| Your goal |
Skip every picture and transcribe the remaining material exactly.

## Start Task material

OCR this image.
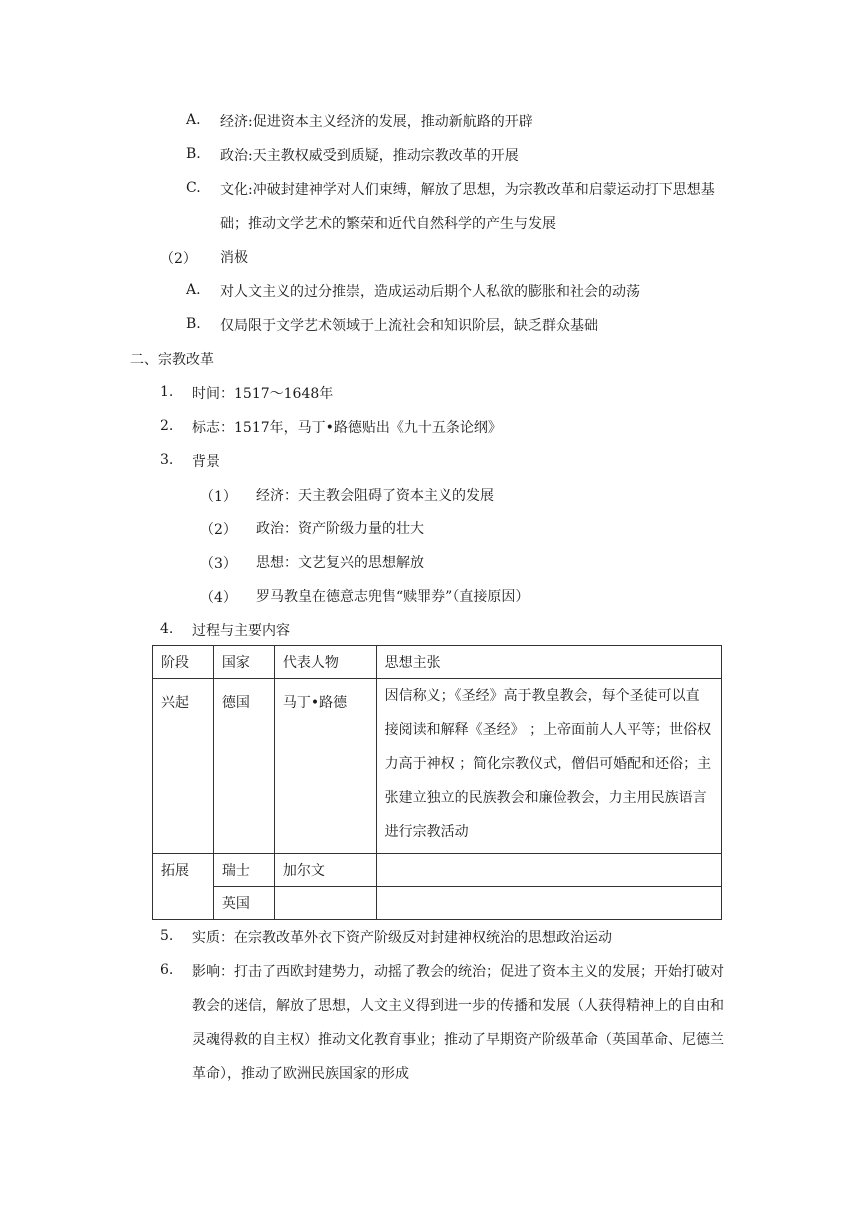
A. 经济:促进资本主义经济的发展，推动新航路的开辟
B. 政治:天主教权威受到质疑，推动宗教改革的开展
C. 文化:冲破封建神学对人们束缚，解放了思想，为宗教改革和启蒙运动打下思想基础；推动文学艺术的繁荣和近代自然科学的产生与发展
（2） 消极
A. 对人文主义的过分推崇，造成运动后期个人私欲的膨胀和社会的动荡
B. 仅局限于文学艺术领域于上流社会和知识阶层，缺乏群众基础
二、宗教改革
1. 时间：1517～1648年
2. 标志：1517年，马丁•路德贴出《九十五条论纲》
3. 背景
（1） 经济：天主教会阻碍了资本主义的发展
（2） 政治：资产阶级力量的壮大
（3） 思想：文艺复兴的思想解放
（4） 罗马教皇在德意志兜售“赎罪券”（直接原因）
4. 过程与主要内容
阶段	国家	代表人物	思想主张
兴起	德国	马丁•路德	因信称义；《圣经》高于教皇教会，每个圣徒可以直接阅读和解释《圣经》 ；上帝面前人人平等；世俗权力高于神权 ；简化宗教仪式，僧侣可婚配和还俗；主张建立独立的民族教会和廉俭教会，力主用民族语言进行宗教活动
拓展	瑞士	加尔文	
	英国		
5. 实质：在宗教改革外衣下资产阶级反对封建神权统治的思想政治运动
6. 影响：打击了西欧封建势力，动摇了教会的统治；促进了资本主义的发展；开始打破对教会的迷信，解放了思想，人文主义得到进一步的传播和发展（人获得精神上的自由和灵魂得救的自主权）推动文化教育事业；推动了早期资产阶级革命（英国革命、尼德兰革命），推动了欧洲民族国家的形成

## End Task material

| Answer for this exercise |
OCR this image.
A. 经济:促进资本主义经济的发展，推动新航路的开辟
B. 政治:天主教权威受到质疑，推动宗教改革的开展
C. 文化:冲破封建神学对人们束缚，解放了思想，为宗教改革和启蒙运动打下思想基础；推动文学艺术的繁荣和近代自然科学的产生与发展
（2） 消极
A. 对人文主义的过分推崇，造成运动后期个人私欲的膨胀和社会的动荡
B. 仅局限于文学艺术领域于上流社会和知识阶层，缺乏群众基础
二、宗教改革
1. 时间：1517～1648年
2. 标志：1517年，马丁•路德贴出《九十五条论纲》
3. 背景
（1） 经济：天主教会阻碍了资本主义的发展
（2） 政治：资产阶级力量的壮大
（3） 思想：文艺复兴的思想解放
（4） 罗马教皇在德意志兜售“赎罪券”（直接原因）
4. 过程与主要内容
阶段	国家	代表人物	思想主张
兴起	德国	马丁•路德	因信称义；《圣经》高于教皇教会，每个圣徒可以直接阅读和解释《圣经》 ；上帝面前人人平等；世俗权力高于神权 ；简化宗教仪式，僧侣可婚配和还俗；主张建立独立的民族教会和廉俭教会，力主用民族语言进行宗教活动
拓展	瑞士	加尔文	
	英国		
5. 实质：在宗教改革外衣下资产阶级反对封建神权统治的思想政治运动
6. 影响：打击了西欧封建势力，动摇了教会的统治；促进了资本主义的发展；开始打破对教会的迷信，解放了思想，人文主义得到进一步的传播和发展（人获得精神上的自由和灵魂得救的自主权）推动文化教育事业；推动了早期资产阶级革命（英国革命、尼德兰革命），推动了欧洲民族国家的形成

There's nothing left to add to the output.